# Exercise instructions
Repeat the material exactly, every line of it.

Stored data entries:
▬▬▬▬▬▬▬▬▬▬
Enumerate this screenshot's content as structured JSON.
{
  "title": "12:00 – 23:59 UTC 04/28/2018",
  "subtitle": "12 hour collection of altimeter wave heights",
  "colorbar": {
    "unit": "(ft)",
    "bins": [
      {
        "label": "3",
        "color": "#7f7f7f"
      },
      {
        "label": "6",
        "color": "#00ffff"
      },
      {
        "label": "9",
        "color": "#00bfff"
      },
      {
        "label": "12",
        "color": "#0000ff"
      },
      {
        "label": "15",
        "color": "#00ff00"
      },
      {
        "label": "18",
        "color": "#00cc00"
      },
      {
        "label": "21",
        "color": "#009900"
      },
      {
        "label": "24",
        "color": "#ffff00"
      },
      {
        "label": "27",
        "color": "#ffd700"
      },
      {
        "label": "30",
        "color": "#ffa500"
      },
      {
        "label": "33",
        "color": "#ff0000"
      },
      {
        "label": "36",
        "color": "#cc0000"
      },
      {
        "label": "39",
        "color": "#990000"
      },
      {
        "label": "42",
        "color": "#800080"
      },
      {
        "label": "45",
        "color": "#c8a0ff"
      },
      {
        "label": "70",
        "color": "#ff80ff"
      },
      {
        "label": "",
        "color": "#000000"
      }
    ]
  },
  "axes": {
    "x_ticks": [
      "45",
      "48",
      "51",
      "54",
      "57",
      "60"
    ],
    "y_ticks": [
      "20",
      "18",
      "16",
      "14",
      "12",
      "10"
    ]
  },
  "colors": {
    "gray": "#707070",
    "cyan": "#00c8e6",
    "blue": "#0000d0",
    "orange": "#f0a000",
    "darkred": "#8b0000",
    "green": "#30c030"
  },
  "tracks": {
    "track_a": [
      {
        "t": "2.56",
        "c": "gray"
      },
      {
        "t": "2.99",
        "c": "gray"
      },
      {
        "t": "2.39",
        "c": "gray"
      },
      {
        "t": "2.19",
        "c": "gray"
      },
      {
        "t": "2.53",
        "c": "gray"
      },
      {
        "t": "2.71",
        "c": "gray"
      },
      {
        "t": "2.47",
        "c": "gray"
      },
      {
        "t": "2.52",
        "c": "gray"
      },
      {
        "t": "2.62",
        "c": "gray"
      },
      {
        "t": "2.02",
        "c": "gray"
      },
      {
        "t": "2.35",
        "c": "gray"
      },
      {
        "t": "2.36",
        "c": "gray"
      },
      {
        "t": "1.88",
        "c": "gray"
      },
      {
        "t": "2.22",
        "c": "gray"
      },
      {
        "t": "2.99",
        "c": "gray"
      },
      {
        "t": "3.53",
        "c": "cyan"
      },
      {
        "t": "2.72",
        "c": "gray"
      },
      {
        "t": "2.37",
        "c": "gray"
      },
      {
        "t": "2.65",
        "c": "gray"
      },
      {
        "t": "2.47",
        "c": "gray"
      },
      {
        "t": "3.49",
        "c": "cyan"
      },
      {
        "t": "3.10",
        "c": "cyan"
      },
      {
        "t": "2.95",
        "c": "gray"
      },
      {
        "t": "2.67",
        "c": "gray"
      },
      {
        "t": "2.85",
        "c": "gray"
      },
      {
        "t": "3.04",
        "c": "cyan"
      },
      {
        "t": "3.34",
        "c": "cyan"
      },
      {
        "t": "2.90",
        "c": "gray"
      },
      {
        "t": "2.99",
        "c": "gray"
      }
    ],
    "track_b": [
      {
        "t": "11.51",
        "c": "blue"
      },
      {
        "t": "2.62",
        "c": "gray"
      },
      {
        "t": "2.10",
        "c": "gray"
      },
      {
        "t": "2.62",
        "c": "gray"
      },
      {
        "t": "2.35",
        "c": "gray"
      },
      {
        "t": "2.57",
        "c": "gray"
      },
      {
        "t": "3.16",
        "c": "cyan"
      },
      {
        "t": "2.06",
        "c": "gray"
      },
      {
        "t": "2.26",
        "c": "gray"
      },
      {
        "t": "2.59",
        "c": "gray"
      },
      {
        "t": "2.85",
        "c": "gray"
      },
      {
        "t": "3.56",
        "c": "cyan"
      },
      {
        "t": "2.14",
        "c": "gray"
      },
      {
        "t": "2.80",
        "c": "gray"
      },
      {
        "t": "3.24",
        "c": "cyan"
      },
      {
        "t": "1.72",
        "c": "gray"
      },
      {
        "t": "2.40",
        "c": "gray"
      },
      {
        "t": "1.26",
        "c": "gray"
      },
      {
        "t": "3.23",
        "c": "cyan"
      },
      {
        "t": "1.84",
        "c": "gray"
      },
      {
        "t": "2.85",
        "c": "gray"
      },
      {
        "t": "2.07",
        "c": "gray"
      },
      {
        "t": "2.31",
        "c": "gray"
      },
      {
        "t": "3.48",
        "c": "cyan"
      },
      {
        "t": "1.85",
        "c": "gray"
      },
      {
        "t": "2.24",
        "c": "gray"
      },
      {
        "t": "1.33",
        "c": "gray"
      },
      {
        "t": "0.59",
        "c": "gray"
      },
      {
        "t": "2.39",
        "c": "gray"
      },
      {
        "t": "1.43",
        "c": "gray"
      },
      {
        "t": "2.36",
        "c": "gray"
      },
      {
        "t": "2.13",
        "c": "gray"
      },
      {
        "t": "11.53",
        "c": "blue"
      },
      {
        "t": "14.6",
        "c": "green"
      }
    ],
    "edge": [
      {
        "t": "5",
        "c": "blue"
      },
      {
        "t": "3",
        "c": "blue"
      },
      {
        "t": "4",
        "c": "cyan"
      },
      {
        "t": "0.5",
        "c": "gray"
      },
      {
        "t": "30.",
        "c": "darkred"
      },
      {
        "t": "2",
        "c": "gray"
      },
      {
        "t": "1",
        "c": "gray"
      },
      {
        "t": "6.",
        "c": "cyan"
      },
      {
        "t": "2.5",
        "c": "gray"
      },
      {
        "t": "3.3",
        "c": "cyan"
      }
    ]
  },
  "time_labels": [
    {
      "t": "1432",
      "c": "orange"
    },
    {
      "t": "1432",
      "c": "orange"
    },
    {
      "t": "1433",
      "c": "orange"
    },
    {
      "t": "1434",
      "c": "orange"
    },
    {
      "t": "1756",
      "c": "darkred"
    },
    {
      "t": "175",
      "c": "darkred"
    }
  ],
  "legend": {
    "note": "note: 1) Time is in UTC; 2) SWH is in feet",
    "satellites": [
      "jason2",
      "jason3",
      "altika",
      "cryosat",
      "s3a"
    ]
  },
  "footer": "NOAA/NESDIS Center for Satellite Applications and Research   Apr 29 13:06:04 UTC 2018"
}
▬▬▬▬▬▬▬▬▬▬
# Response
Enumerate this screenshot's content as structured JSON.
{
  "title": "12:00 – 23:59 UTC 04/28/2018",
  "subtitle": "12 hour collection of altimeter wave heights",
  "colorbar": {
    "unit": "(ft)",
    "bins": [
      {
        "label": "3",
        "color": "#7f7f7f"
      },
      {
        "label": "6",
        "color": "#00ffff"
      },
      {
        "label": "9",
        "color": "#00bfff"
      },
      {
        "label": "12",
        "color": "#0000ff"
      },
      {
        "label": "15",
        "color": "#00ff00"
      },
      {
        "label": "18",
        "color": "#00cc00"
      },
      {
        "label": "21",
        "color": "#009900"
      },
      {
        "label": "24",
        "color": "#ffff00"
      },
      {
        "label": "27",
        "color": "#ffd700"
      },
      {
        "label": "30",
        "color": "#ffa500"
      },
      {
        "label": "33",
        "color": "#ff0000"
      },
      {
        "label": "36",
        "color": "#cc0000"
      },
      {
        "label": "39",
        "color": "#990000"
      },
      {
        "label": "42",
        "color": "#800080"
      },
      {
        "label": "45",
        "color": "#c8a0ff"
      },
      {
        "label": "70",
        "color": "#ff80ff"
      },
      {
        "label": "",
        "color": "#000000"
      }
    ]
  },
  "axes": {
    "x_ticks": [
      "45",
      "48",
      "51",
      "54",
      "57",
      "60"
    ],
    "y_ticks": [
      "20",
      "18",
      "16",
      "14",
      "12",
      "10"
    ]
  },
  "colors": {
    "gray": "#707070",
    "cyan": "#00c8e6",
    "blue": "#0000d0",
    "orange": "#f0a000",
    "darkred": "#8b0000",
    "green": "#30c030"
  },
  "tracks": {
    "track_a": [
      {
        "t": "2.56",
        "c": "gray"
      },
      {
        "t": "2.99",
        "c": "gray"
      },
      {
        "t": "2.39",
        "c": "gray"
      },
      {
        "t": "2.19",
        "c": "gray"
      },
      {
        "t": "2.53",
        "c": "gray"
      },
      {
        "t": "2.71",
        "c": "gray"
      },
      {
        "t": "2.47",
        "c": "gray"
      },
      {
        "t": "2.52",
        "c": "gray"
      },
      {
        "t": "2.62",
        "c": "gray"
      },
      {
        "t": "2.02",
        "c": "gray"
      },
      {
        "t": "2.35",
        "c": "gray"
      },
      {
        "t": "2.36",
        "c": "gray"
      },
      {
        "t": "1.88",
        "c": "gray"
      },
      {
        "t": "2.22",
        "c": "gray"
      },
      {
        "t": "2.99",
        "c": "gray"
      },
      {
        "t": "3.53",
        "c": "cyan"
      },
      {
        "t": "2.72",
        "c": "gray"
      },
      {
        "t": "2.37",
        "c": "gray"
      },
      {
        "t": "2.65",
        "c": "gray"
      },
      {
        "t": "2.47",
        "c": "gray"
      },
      {
        "t": "3.49",
        "c": "cyan"
      },
      {
        "t": "3.10",
        "c": "cyan"
      },
      {
        "t": "2.95",
        "c": "gray"
      },
      {
        "t": "2.67",
        "c": "gray"
      },
      {
        "t": "2.85",
        "c": "gray"
      },
      {
        "t": "3.04",
        "c": "cyan"
      },
      {
        "t": "3.34",
        "c": "cyan"
      },
      {
        "t": "2.90",
        "c": "gray"
      },
      {
        "t": "2.99",
        "c": "gray"
      }
    ],
    "track_b": [
      {
        "t": "11.51",
        "c": "blue"
      },
      {
        "t": "2.62",
        "c": "gray"
      },
      {
        "t": "2.10",
        "c": "gray"
      },
      {
        "t": "2.62",
        "c": "gray"
      },
      {
        "t": "2.35",
        "c": "gray"
      },
      {
        "t": "2.57",
        "c": "gray"
      },
      {
        "t": "3.16",
        "c": "cyan"
      },
      {
        "t": "2.06",
        "c": "gray"
      },
      {
        "t": "2.26",
        "c": "gray"
      },
      {
        "t": "2.59",
        "c": "gray"
      },
      {
        "t": "2.85",
        "c": "gray"
      },
      {
        "t": "3.56",
        "c": "cyan"
      },
      {
        "t": "2.14",
        "c": "gray"
      },
      {
        "t": "2.80",
        "c": "gray"
      },
      {
        "t": "3.24",
        "c": "cyan"
      },
      {
        "t": "1.72",
        "c": "gray"
      },
      {
        "t": "2.40",
        "c": "gray"
      },
      {
        "t": "1.26",
        "c": "gray"
      },
      {
        "t": "3.23",
        "c": "cyan"
      },
      {
        "t": "1.84",
        "c": "gray"
      },
      {
        "t": "2.85",
        "c": "gray"
      },
      {
        "t": "2.07",
        "c": "gray"
      },
      {
        "t": "2.31",
        "c": "gray"
      },
      {
        "t": "3.48",
        "c": "cyan"
      },
      {
        "t": "1.85",
        "c": "gray"
      },
      {
        "t": "2.24",
        "c": "gray"
      },
      {
        "t": "1.33",
        "c": "gray"
      },
      {
        "t": "0.59",
        "c": "gray"
      },
      {
        "t": "2.39",
        "c": "gray"
      },
      {
        "t": "1.43",
        "c": "gray"
      },
      {
        "t": "2.36",
        "c": "gray"
      },
      {
        "t": "2.13",
        "c": "gray"
      },
      {
        "t": "11.53",
        "c": "blue"
      },
      {
        "t": "14.6",
        "c": "green"
      }
    ],
    "edge": [
      {
        "t": "5",
        "c": "blue"
      },
      {
        "t": "3",
        "c": "blue"
      },
      {
        "t": "4",
        "c": "cyan"
      },
      {
        "t": "0.5",
        "c": "gray"
      },
      {
        "t": "30.",
        "c": "darkred"
      },
      {
        "t": "2",
        "c": "gray"
      },
      {
        "t": "1",
        "c": "gray"
      },
      {
        "t": "6.",
        "c": "cyan"
      },
      {
        "t": "2.5",
        "c": "gray"
      },
      {
        "t": "3.3",
        "c": "cyan"
      }
    ]
  },
  "time_labels": [
    {
      "t": "1432",
      "c": "orange"
    },
    {
      "t": "1432",
      "c": "orange"
    },
    {
      "t": "1433",
      "c": "orange"
    },
    {
      "t": "1434",
      "c": "orange"
    },
    {
      "t": "1756",
      "c": "darkred"
    },
    {
      "t": "175",
      "c": "darkred"
    }
  ],
  "legend": {
    "note": "note: 1) Time is in UTC; 2) SWH is in feet",
    "satellites": [
      "jason2",
      "jason3",
      "altika",
      "cryosat",
      "s3a"
    ]
  },
  "footer": "NOAA/NESDIS Center for Satellite Applications and Research   Apr 29 13:06:04 UTC 2018"
}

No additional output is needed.